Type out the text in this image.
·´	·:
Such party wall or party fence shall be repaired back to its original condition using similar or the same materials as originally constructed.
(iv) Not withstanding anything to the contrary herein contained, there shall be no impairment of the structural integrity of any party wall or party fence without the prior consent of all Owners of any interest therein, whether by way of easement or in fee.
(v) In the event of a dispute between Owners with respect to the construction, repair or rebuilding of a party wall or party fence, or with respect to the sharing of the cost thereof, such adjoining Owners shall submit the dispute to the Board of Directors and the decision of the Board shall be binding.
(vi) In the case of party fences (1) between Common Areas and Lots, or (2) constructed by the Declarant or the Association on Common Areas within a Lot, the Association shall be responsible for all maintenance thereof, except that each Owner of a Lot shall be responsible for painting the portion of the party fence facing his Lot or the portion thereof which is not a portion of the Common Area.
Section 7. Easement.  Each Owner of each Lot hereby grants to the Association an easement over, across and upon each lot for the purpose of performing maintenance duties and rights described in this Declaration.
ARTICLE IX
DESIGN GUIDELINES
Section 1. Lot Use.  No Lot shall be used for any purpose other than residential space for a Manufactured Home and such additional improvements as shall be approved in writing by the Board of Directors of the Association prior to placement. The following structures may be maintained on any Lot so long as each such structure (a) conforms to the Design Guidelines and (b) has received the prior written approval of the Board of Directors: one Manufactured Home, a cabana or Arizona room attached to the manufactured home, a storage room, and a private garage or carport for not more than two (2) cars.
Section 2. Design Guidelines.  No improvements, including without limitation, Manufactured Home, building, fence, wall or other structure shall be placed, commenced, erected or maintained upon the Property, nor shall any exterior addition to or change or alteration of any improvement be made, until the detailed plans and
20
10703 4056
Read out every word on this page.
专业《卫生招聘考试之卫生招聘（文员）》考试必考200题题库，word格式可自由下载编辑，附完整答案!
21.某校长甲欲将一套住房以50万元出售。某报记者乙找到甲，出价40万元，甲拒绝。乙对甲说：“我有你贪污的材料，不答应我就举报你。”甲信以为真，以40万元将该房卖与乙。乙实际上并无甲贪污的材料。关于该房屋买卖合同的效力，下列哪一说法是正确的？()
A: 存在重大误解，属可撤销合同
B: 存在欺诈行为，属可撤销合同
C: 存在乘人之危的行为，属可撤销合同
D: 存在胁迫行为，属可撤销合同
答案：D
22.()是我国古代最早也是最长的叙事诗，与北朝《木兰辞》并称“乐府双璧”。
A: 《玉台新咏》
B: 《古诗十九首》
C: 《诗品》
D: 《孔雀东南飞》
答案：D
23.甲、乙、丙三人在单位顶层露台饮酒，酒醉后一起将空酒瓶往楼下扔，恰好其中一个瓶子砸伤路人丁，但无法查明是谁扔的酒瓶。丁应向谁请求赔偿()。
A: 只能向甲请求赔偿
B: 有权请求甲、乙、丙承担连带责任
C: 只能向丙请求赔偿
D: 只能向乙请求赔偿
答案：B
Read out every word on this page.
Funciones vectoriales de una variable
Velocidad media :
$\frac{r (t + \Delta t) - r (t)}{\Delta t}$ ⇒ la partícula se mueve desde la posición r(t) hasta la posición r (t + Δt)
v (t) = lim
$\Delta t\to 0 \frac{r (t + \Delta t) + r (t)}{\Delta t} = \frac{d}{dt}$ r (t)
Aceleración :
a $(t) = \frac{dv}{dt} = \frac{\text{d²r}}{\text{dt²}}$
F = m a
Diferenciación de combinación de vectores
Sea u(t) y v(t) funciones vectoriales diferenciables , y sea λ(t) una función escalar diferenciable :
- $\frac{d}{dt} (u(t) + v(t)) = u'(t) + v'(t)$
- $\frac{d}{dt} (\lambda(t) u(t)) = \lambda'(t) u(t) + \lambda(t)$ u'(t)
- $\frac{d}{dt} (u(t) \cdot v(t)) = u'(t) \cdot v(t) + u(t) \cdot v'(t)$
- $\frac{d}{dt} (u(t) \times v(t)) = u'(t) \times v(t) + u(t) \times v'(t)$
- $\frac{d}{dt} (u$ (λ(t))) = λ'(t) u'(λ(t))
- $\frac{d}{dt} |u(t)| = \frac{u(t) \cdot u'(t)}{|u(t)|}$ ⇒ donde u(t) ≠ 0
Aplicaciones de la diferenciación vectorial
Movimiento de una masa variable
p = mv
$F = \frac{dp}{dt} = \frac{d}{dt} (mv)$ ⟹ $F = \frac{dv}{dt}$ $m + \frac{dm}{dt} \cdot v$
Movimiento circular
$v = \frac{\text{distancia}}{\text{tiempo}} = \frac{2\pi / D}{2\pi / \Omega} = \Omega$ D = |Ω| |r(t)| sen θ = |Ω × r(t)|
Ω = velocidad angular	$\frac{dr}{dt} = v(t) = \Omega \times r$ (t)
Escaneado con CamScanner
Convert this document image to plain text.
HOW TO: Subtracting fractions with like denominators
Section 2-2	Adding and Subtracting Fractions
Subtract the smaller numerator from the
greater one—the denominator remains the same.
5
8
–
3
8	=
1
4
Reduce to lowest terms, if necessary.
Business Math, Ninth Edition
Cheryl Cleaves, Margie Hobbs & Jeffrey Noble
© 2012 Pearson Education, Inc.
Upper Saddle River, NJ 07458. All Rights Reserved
++++++++
Which lines above contain the word "Delta"? Copy each of them.

_EXERCISE OUTPUT_
$\frac{r (t + \Delta t) - r (t)}{\Delta t}$ ⇒ la partícula se mueve desde la posición r(t) hasta la posición r (t + Δt)
$\Delta t\to 0 \frac{r (t + \Delta t) + r (t)}{\Delta t} = \frac{d}{dt}$ r (t)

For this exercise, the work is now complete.